Sayfa alıntısı:
********************
Tarih:
08.01.2013
Öcalan'la görüşmenin kodları
Prof. Dr. Ahmet Özer yazdı, ''Barışı konuşurken savaş dilini kullanmak süreci zehirlemenin ötesinde, sabote edebilir...''
“Masasız barış, Öcalan’sız masa olmaz” diye yazılıyordu bazı yazarlarca. Şimdi bunu doğrulayan bir sürecin başladığı görülüyor. Ancak bu başlangıcı ne gereğinden fazla abartıp karşılıksız kalacak umutlar yaratılmalı, ne de küçümseyip ötelemeli, ihtiyatli bir iyimserlikle takip etmekle birlikte sürecin başarısı için katkı sunulmalı.Bu hususta ilk akla gelen soru “Peki neden şimdi Öcalan'la görüşülüyor?” sorusudur. Başbakanın tavrı ve tarzı meseleyi kökten çözmeye yönelik samimi bir adım mı yoksa siyasi bir taktik mi? Bir yandan en milliyetçi söylemlerle belli bir kesimi manipüle ederken diğer yandan Öcalan'la en üst düzeyde görüşmeler yapılıyor olması ne anlama geliyor? Bir yandan toplumsal barış için toplum heyecanlandırılırken öte taraftan yapılan açıklamalarda “Öcalan'a ev hapsi asla olmaz”, amaç sanki Kürt sorunu çözmek değil de “terör örgütüne silah bıraktırmaktır” söylemeleri sonuç almaya peşinen zarar vermiyor mu? Bu soruların doğru cevaplandırılması süreci doğru değerlendirmekten geçer ve bundan sonraki gelişmeleri doğru yorumlamamızı sağlar. Ve daha da önemlisi neden şimdi bu atak?
********************
Verilen veriler:

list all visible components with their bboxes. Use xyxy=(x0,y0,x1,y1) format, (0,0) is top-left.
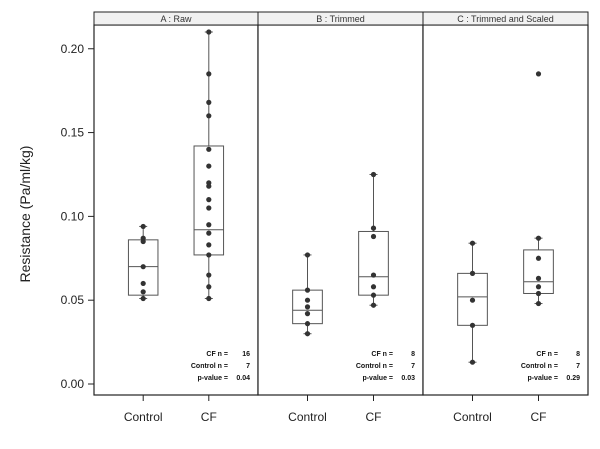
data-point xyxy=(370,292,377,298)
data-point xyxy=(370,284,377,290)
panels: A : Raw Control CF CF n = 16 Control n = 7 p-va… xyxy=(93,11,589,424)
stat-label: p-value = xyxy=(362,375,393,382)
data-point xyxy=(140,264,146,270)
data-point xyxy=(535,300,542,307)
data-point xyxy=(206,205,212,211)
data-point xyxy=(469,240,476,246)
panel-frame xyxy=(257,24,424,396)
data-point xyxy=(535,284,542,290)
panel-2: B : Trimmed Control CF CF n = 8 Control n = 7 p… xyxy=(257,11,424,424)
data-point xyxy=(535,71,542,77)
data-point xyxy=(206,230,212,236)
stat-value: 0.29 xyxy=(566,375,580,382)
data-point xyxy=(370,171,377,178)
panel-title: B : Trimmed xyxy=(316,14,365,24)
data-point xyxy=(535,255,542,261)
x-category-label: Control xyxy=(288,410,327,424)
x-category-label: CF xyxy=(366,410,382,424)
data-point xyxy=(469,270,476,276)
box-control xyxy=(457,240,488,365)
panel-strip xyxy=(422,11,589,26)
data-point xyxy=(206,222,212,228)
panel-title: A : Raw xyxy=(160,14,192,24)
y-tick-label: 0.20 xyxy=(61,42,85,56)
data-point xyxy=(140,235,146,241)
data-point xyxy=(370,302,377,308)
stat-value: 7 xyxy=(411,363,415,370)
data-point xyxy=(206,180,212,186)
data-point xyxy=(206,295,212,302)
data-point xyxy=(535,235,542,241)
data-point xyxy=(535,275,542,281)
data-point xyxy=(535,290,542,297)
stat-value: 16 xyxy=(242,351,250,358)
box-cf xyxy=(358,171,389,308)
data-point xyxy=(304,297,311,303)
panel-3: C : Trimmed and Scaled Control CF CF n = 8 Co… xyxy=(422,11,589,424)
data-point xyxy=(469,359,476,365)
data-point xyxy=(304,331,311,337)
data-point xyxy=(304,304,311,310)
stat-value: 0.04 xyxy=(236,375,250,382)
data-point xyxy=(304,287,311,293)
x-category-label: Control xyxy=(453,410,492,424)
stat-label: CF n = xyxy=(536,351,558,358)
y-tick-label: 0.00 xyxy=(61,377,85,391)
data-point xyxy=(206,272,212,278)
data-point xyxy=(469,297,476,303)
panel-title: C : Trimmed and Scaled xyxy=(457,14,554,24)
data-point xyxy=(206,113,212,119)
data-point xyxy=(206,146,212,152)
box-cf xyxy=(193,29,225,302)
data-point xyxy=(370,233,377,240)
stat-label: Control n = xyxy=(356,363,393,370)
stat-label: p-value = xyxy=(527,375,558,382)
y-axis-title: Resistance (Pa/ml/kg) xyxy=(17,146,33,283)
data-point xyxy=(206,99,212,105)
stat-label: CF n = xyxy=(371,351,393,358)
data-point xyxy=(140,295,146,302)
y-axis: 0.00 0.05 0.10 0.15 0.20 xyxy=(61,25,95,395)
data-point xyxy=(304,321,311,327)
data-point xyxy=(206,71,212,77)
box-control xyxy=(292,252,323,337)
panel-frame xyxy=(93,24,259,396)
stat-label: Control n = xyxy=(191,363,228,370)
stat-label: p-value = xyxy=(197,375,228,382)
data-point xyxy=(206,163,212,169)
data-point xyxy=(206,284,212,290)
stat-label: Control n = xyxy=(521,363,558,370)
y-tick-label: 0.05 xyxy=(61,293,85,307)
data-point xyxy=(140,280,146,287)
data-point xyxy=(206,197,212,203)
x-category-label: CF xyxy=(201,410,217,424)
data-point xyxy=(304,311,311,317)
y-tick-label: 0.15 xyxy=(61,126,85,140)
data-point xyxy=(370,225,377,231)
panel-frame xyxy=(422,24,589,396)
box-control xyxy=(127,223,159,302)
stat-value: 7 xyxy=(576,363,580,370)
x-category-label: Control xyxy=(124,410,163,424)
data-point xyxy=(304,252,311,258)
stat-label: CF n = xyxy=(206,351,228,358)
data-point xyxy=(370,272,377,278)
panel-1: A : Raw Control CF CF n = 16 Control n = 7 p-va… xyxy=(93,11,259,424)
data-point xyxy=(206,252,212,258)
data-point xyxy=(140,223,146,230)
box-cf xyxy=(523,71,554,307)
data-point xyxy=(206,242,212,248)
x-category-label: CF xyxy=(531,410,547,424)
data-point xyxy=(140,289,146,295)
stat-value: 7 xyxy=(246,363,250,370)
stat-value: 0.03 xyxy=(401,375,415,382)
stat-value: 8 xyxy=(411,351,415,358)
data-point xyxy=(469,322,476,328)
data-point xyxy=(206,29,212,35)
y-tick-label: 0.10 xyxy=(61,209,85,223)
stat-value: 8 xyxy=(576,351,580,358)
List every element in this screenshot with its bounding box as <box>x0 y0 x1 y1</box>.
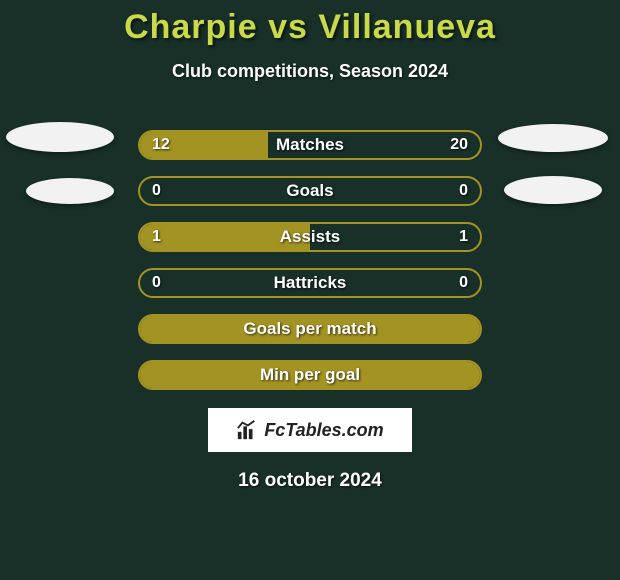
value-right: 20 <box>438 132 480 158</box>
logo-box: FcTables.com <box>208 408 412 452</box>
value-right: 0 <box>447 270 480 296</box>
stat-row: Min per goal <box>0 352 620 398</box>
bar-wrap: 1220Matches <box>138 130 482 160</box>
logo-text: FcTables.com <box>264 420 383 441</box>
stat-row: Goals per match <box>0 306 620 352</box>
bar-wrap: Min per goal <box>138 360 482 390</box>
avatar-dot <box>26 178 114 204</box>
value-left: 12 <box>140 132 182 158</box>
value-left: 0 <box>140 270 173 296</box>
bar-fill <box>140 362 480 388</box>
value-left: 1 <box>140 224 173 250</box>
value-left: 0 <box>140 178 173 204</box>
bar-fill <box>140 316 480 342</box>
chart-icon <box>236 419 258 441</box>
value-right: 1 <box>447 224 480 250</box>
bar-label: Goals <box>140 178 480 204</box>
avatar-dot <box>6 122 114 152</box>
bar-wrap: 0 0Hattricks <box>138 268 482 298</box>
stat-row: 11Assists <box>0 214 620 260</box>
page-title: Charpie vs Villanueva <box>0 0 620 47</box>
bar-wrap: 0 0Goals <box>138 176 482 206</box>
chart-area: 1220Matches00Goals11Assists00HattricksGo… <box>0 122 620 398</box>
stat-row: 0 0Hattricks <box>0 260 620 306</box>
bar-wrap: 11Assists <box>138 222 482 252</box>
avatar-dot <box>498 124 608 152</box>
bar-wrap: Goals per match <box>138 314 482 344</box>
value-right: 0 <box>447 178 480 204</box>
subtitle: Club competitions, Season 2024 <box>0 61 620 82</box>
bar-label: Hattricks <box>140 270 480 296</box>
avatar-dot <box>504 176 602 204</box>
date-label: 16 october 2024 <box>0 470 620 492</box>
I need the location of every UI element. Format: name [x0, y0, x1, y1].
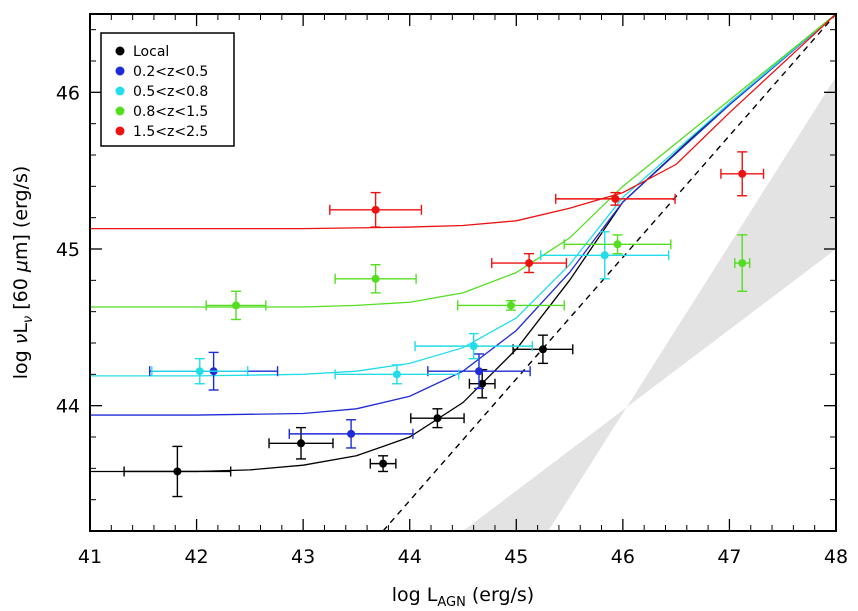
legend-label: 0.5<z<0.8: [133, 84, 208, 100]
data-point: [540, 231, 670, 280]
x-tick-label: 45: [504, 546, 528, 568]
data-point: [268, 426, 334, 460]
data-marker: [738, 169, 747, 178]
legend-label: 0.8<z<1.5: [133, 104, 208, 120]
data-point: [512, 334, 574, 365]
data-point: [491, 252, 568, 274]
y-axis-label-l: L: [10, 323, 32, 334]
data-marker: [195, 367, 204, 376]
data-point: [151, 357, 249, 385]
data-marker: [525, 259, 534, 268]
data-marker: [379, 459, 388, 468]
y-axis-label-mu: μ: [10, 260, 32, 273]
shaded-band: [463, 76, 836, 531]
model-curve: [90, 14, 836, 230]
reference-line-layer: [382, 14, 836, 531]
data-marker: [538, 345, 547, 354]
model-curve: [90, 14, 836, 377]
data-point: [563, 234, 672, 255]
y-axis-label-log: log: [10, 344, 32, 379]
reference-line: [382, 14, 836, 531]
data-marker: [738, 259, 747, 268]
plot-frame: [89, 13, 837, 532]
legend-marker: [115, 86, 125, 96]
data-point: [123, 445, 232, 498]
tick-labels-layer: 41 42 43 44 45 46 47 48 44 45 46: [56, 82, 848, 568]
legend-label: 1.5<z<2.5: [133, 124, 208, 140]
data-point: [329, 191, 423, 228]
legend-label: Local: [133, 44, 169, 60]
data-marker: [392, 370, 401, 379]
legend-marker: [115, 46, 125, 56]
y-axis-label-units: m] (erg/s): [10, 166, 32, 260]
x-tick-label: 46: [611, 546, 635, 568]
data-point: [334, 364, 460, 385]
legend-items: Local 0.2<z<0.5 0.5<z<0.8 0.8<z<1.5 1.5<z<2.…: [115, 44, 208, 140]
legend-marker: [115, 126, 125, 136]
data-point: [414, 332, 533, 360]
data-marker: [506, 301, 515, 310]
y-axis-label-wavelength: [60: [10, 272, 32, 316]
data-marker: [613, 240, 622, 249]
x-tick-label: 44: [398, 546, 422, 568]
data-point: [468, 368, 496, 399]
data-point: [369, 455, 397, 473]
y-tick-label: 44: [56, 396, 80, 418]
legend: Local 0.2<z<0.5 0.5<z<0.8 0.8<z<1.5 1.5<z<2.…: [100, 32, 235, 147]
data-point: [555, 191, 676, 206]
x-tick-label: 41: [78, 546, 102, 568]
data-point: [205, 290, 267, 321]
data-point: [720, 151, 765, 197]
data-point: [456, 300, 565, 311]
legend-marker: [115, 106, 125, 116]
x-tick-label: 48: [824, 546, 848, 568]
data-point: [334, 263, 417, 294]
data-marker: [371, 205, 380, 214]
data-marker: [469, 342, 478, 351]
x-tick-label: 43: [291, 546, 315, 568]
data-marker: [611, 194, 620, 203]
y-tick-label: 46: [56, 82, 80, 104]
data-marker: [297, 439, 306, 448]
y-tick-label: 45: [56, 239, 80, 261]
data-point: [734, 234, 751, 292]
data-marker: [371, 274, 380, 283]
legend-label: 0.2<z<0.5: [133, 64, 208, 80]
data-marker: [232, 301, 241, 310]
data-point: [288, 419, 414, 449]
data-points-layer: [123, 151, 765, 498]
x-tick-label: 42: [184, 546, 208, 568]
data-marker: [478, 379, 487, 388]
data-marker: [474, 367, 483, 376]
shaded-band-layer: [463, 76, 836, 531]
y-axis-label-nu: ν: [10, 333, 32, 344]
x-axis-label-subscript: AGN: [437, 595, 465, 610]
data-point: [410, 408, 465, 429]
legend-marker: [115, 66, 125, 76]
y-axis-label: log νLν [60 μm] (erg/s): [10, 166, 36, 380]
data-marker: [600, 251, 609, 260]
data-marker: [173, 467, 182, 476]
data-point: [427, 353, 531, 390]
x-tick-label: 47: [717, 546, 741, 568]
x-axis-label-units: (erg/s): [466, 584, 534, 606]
********************
Görev 1: Öcalan'la görüşmeler üzerine yazıya göre, yazarın sorduğu soruların doğru cevaplandırılması neden önemlidir? Bir ile üç cümle arasında açıklayın.
Görev 2:
Öcalan'la görüşmeler üzerine yazıya dayanarak aşağıdaki soruları cevaplayın.
(a) Yazının tarihi nedir?
(b) Yazıyı kim yazmıştır?
(c) Yapılan açıklamalarda Öcalan için neyin asla olmayacağı söylenmektedir?
Görev 3: Öcalan'la görüşmeler üzerine yazıyı, son cümlesinden sonra devam ettirin.

Yazılı cevap 1: Bu soruların doğru cevaplandırılması, süreci doğru değerlendirmekten geçer. Ayrıca bundan sonraki gelişmelerin doğru yorumlanmasını sağlar.

Yazılı cevap 2:
(a) 08.01.2013
(b) Prof. Dr. Ahmet Özer
(c) Ev hapsi

Yazılı cevap 3:
Her şeyden önce bu atağın şimdi yapılmasının “zamanlamayla” çok yakın ilişkisi var. Bazen bir işte sonuç almanın en önemli yanı doğru zamanda doğru yerde doğru kişilerle o işi kotarmaktır. İşte şimdi Öcalan'ın -eskisine nazaran daha şeffaf biçimde- devreye sokulmasının en önemli nedeni bu zaman meselesidir:
1) Henüz Öcalan'ın kendi örgütü üzerinde hakimiyeti varken bu işin bir biçimde kotarılması, Öcalan'ın hakimiyetinin azaldığı bir döneme göre daha rasyonel ve daha kolay olacaktır. Daha rasyonel, çünkü Öcalan devletin elinde, devlet her an onunla görüşebiliyor. Daha kolay, çünkü birden fazla kişiyle müzakere etmek her zaman bir kişiyle müzakere etmekten daha zordur. Ayrıca Öcalan'ın örgütün bazı kanatlarına göre barışa daha yakın bir lider olduğu biliniyor. Yarın Öcalan öldüğünde ya da örgüt üstündeki otoritesi azaldığında devlet daha müşkül bir duruma düşecektir, bu besbelli. O halde liderleri dağda dolaşan koca bir örgütü iknaya çalışmaktansa şimdi denetimindeki bir kişiyle müzakere etmek daha akılcı ve sonuç alıcı. Üstelik (şimdilik) örgütü ikna etmek bir tek Öcalan'ı ikna etmekten geçiyorken.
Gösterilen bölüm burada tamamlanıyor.